• **Required task**
Rewrite every line of the listing below as a numbered list, leaving out any blank lines.
:: Data for this exercise
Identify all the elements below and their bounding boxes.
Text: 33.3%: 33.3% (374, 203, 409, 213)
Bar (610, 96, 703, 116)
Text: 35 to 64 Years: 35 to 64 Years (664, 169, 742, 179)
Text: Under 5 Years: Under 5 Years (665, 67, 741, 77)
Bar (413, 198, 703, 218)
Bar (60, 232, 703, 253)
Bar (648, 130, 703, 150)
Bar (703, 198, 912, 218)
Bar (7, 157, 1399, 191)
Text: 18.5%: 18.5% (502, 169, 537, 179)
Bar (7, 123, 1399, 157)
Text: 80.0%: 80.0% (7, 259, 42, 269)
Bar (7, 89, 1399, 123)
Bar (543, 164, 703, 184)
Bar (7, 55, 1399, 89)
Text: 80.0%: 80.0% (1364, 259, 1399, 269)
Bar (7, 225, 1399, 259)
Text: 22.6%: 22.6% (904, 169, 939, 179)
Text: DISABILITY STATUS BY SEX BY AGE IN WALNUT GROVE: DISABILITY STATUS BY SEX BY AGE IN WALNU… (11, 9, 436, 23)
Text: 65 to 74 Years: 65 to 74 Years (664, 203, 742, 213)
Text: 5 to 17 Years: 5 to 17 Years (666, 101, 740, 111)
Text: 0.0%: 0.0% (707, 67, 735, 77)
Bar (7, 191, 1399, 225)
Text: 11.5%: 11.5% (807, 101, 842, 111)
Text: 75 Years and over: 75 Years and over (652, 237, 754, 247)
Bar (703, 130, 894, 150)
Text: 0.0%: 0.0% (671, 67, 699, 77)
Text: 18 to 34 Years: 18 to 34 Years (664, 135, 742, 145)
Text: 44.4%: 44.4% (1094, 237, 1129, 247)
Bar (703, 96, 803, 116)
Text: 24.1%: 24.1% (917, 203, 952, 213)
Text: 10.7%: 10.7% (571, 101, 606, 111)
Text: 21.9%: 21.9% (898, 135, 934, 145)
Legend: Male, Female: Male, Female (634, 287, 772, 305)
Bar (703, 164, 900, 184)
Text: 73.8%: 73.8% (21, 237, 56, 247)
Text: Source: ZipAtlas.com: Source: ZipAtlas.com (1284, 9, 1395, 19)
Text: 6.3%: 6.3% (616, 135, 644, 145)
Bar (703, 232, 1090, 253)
::::
• **Solution to this problem**
1. Identify all the elements below and their bounding boxes.
2. Text: 33.3%: 33.3% (374, 203, 409, 213)
3. Bar (610, 96, 703, 116)
4. Text: 35 to 64 Years: 35 to 64 Years (664, 169, 742, 179)
5. Text: Under 5 Years: Under 5 Years (665, 67, 741, 77)
6. Bar (413, 198, 703, 218)
7. Bar (60, 232, 703, 253)
8. Bar (648, 130, 703, 150)
9. Bar (703, 198, 912, 218)
10. Bar (7, 157, 1399, 191)
11. Text: 18.5%: 18.5% (502, 169, 537, 179)
12. Bar (7, 123, 1399, 157)
13. Text: 80.0%: 80.0% (7, 259, 42, 269)
14. Bar (7, 89, 1399, 123)
15. Bar (543, 164, 703, 184)
16. Bar (7, 55, 1399, 89)
17. Text: 80.0%: 80.0% (1364, 259, 1399, 269)
18. Bar (7, 225, 1399, 259)
19. Text: 22.6%: 22.6% (904, 169, 939, 179)
20. Text: DISABILITY STATUS BY SEX BY AGE IN WALNUT GROVE: DISABILITY STATUS BY SEX BY AGE IN WALNU… (11, 9, 436, 23)
21. Text: 65 to 74 Years: 65 to 74 Years (664, 203, 742, 213)
22. Text: 5 to 17 Years: 5 to 17 Years (666, 101, 740, 111)
23. Text: 0.0%: 0.0% (707, 67, 735, 77)
24. Bar (7, 191, 1399, 225)
25. Text: 11.5%: 11.5% (807, 101, 842, 111)
26. Text: 75 Years and over: 75 Years and over (652, 237, 754, 247)
27. Bar (703, 130, 894, 150)
28. Text: 0.0%: 0.0% (671, 67, 699, 77)
29. Text: 18 to 34 Years: 18 to 34 Years (664, 135, 742, 145)
30. Text: 44.4%: 44.4% (1094, 237, 1129, 247)
31. Bar (703, 96, 803, 116)
32. Text: 24.1%: 24.1% (917, 203, 952, 213)
33. Text: 10.7%: 10.7% (571, 101, 606, 111)
34. Text: 21.9%: 21.9% (898, 135, 934, 145)
35. Legend: Male, Female: Male, Female (634, 287, 772, 305)
36. Bar (703, 164, 900, 184)
37. Text: 73.8%: 73.8% (21, 237, 56, 247)
38. Text: Source: ZipAtlas.com: Source: ZipAtlas.com (1284, 9, 1395, 19)
39. Text: 6.3%: 6.3% (616, 135, 644, 145)
40. Bar (703, 232, 1090, 253)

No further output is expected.